Tasks to complete:
1. From the text on quality care and member rights, list everyone who may represent a member who is unable to fully participate in treatment decisions.
2. Revise the member rights text, starting at "As our member, you" and ending at "or are considering.", with "source of payment" changed to "method of payment".
3. Carry on the member rights text from where it stops.

Document section:
• • •

Our Quality Makes a Real Difference

Everyone is concerned about quality care and service, especially our members. We are committed to seeing that our members receive the quality health care they deserve and expect. So we designed our Quality and Utilization Management Program to build our members' confidence that they are getting the care they need from people who care about them. This is how our Quality and Utilization Management Program ensures that we deliver safe, effective, quality health care and services.

Rights & Responsibilities

We honor our members' rights. All of our members are entitled to be treated in a manner that respects their rights.  We recognize the specific needs of our members and maintain a mutually respectful relationship with them. This is our commitment to the rights of our members, and to those other than the member who are legally responsible for making health care decisions for the member.

As our member, you have the right to:

  • Receive healthcare services regardless of your race, ethnicity, national origin, religion, sex, age, mental or physical disability or medical conditions, sexual orientation, claims experience, medical history, evidence of insurability (including conditions arising out of acts of domestic violence), genetic information, or source of payment.
  • Receive information about us and our services, doctors, healthcare professionals and providers, members’ rights and responsibilities, as well as information about your health plan’s coverage for services you may need or are considering.
  • Be treated with respect and recognition of your dignity and right to privacy.
  • Be represented by parents, guardians, family members or other conservators if you are unable to fully participate in treatment decisions.
  • Have information about our contracting physician and provider payments agreements, as well as explanations for any bills you receive for services not covered by us or your health plan.
  • Receive healthcare services without requiring you to sign an authorization, release, consent or waiver that would permit us to disclose your medical information. We will treat information about you, including information about services and treatment we provide, as confidential according to all current privacy and confidentiality laws.

• • •

Dataset records:
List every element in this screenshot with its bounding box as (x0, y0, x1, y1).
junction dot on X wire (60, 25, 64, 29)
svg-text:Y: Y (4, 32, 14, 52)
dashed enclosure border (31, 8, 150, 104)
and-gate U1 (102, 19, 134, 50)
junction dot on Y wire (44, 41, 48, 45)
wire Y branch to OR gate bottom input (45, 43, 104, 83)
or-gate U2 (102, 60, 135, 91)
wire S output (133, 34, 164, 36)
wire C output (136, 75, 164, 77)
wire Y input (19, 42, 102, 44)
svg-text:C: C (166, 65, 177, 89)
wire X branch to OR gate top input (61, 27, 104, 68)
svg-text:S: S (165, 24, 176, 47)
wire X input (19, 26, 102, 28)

• • •

Exercise results:
1.
- Parents
- Guardians
- Family members
- Other conservators

2.
As our member, you have the right to:

  • Receive healthcare services regardless of your race, ethnicity, national origin, religion, sex, age, mental or physical disability or medical conditions, sexual orientation, claims experience, medical history, evidence of insurability (including conditions arising out of acts of domestic violence), genetic information, or method of payment.
  • Receive information about us and our services, doctors, healthcare professionals and providers, members’ rights and responsibilities, as well as information about your health plan’s coverage for services you may need or are considering.

3.
  • Have round-the-clock access, seven days a week, to your PCP or an on-call physician when your PCP is unavailable.
  • Know the name and qualifications of the doctor who is mainly responsible for coordinating your care,and the names, qualifications, and specialties of other doctors, and other providers who are involved in your care.
  • Have a candid discussion of medically appropriate or necessary treatment options for your condition — regardless of the cost, the extent of your benefits or the lack of coverage. To the extent permitted by law, this includes the right to refuse any procedure or treatment.
  • Actively participate in decisions regarding your healthcare and treatment plan and receive services at your own expense if we deny coverage. You and your treating doctor or healthcare provider decide whether you will receive a particular service or treatment.
  • Receive complete information — before receiving care and in terms you can understand — about an illness, proposed course of treatment or procedure, and prospects for recovery, so that you may be well informed when consenting to refuse a course of treatment. This includes:
    • being able to request and receive information about how medical treatment decisions are made by our review staff
    • the criteria or guidelines applied when making such decisions
    • an explanation of the cost of the care you will receive and what you will be expected to pay out of your own pocket

Except in emergencies, this information will include a description of the recommended procedure or treatment, the medically significant risks involved, any alternate course of treatment or non-treatment and the risks involved in each and the name of the person who will carry out the recommended procedure or treatment.

  • Receive information about your medications - what they are, how to take them, and possible side effects.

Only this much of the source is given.